#### WHAT THE TASK REQUIRES:
Look through the entries below and count the lines with the word "this" in them; give only the number.

#### LISTED RECORDS:
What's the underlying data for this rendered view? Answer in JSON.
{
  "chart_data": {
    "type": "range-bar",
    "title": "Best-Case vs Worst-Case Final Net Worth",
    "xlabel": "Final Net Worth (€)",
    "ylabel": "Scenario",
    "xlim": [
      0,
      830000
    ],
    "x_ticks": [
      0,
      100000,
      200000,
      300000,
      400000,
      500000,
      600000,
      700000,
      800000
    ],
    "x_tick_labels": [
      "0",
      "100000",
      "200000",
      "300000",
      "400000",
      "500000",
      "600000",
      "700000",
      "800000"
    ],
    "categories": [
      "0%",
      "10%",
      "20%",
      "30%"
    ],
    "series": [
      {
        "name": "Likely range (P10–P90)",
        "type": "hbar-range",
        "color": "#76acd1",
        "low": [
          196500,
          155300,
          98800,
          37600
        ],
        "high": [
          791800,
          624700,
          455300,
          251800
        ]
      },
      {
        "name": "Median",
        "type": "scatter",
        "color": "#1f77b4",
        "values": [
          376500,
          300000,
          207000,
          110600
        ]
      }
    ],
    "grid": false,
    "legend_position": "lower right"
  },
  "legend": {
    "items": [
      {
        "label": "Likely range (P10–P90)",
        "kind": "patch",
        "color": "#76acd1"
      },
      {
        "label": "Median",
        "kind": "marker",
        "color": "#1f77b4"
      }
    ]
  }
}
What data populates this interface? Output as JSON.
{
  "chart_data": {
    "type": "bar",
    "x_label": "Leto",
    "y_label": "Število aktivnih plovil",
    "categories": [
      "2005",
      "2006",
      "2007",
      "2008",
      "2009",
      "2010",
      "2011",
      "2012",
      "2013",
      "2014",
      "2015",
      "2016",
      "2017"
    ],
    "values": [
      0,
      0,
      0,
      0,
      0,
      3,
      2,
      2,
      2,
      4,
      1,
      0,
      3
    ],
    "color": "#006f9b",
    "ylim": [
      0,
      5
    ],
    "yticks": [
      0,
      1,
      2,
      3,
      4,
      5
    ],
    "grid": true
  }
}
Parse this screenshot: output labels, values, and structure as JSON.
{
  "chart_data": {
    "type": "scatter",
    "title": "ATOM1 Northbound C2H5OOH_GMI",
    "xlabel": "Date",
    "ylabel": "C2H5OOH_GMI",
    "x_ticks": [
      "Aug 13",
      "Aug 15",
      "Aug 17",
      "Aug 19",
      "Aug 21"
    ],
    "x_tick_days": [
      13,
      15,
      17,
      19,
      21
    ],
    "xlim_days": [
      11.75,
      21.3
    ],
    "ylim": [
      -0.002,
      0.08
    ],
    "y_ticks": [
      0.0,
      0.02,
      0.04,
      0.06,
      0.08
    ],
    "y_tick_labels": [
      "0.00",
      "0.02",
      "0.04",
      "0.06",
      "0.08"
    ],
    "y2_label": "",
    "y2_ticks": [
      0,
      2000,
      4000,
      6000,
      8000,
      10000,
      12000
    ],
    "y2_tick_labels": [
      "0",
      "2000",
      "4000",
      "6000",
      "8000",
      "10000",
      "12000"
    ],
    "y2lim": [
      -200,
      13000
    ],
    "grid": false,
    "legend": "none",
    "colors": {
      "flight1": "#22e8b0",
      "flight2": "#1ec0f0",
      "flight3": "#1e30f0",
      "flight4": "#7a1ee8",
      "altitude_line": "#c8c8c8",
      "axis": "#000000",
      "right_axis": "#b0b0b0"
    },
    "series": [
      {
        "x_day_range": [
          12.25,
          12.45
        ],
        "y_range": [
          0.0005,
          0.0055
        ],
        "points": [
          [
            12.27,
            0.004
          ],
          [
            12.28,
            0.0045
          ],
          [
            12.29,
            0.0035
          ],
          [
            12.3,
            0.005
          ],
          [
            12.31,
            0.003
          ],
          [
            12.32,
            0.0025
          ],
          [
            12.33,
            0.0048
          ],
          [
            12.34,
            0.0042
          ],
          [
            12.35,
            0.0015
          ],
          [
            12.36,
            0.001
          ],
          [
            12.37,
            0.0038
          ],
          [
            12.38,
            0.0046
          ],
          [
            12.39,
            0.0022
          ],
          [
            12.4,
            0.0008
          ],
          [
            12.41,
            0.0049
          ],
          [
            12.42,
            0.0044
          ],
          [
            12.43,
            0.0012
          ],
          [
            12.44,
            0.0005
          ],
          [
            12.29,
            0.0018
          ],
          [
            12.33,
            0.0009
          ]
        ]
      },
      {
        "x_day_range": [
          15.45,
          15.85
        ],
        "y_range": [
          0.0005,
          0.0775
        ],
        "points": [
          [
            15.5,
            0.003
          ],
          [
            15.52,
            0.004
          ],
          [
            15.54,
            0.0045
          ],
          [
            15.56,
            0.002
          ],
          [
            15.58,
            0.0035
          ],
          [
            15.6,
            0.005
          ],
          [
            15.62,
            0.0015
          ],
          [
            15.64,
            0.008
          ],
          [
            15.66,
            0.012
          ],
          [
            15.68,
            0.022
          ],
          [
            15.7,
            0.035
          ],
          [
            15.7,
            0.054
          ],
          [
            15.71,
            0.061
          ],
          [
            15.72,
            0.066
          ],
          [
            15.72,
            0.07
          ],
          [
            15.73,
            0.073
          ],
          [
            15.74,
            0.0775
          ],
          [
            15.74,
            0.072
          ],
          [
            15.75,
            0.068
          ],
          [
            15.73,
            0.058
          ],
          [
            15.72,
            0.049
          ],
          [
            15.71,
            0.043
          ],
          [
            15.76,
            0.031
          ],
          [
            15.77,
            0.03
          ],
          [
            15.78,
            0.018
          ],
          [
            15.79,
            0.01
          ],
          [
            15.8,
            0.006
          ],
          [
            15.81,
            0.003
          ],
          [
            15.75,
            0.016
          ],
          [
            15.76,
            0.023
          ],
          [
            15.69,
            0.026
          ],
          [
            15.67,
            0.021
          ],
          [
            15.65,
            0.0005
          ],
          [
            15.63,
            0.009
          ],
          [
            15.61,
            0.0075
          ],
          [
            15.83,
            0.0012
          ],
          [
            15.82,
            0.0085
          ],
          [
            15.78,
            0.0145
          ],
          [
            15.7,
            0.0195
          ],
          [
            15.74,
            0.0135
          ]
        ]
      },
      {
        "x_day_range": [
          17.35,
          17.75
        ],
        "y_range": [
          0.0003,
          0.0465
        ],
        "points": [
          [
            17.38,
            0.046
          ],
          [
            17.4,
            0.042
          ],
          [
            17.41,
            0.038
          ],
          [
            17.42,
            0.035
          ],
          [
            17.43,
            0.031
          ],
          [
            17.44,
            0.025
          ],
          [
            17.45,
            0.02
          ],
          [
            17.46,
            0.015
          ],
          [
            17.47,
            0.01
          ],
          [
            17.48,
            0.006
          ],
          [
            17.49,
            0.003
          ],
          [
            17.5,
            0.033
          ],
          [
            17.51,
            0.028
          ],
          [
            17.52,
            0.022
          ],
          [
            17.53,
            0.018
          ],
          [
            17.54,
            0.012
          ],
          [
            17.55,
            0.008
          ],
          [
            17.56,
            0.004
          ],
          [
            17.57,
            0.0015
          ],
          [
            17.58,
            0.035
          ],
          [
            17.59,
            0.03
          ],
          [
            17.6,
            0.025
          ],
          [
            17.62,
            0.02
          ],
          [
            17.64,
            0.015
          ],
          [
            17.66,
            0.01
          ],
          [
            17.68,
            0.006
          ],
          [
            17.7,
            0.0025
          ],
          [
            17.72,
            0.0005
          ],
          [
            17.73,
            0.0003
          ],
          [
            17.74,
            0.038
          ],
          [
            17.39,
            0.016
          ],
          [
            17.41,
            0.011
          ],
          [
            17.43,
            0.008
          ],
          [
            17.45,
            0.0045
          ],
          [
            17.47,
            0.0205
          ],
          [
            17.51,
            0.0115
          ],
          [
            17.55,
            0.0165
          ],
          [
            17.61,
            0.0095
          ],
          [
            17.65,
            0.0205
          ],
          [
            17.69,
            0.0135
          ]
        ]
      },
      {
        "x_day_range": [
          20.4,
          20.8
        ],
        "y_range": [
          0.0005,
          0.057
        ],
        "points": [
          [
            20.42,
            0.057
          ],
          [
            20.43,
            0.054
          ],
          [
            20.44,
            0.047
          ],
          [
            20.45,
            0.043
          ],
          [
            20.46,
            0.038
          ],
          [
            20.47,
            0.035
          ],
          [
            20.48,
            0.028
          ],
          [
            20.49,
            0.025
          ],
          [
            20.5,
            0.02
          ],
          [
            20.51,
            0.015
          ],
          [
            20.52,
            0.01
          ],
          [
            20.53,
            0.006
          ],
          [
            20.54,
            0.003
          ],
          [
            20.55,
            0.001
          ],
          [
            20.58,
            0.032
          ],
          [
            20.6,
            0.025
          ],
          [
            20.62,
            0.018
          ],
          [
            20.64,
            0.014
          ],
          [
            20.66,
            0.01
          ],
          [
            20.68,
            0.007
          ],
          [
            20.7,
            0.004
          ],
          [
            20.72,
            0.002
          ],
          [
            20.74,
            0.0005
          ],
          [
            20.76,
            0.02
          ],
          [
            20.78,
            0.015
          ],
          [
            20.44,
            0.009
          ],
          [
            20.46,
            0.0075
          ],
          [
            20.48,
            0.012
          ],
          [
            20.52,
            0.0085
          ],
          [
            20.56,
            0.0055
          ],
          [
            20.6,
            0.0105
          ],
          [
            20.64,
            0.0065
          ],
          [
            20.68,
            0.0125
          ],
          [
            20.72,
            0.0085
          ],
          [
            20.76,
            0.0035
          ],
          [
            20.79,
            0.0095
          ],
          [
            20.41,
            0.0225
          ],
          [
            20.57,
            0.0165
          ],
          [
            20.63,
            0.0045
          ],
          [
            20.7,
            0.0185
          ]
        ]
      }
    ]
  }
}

#### EXPECTED ANSWER:
3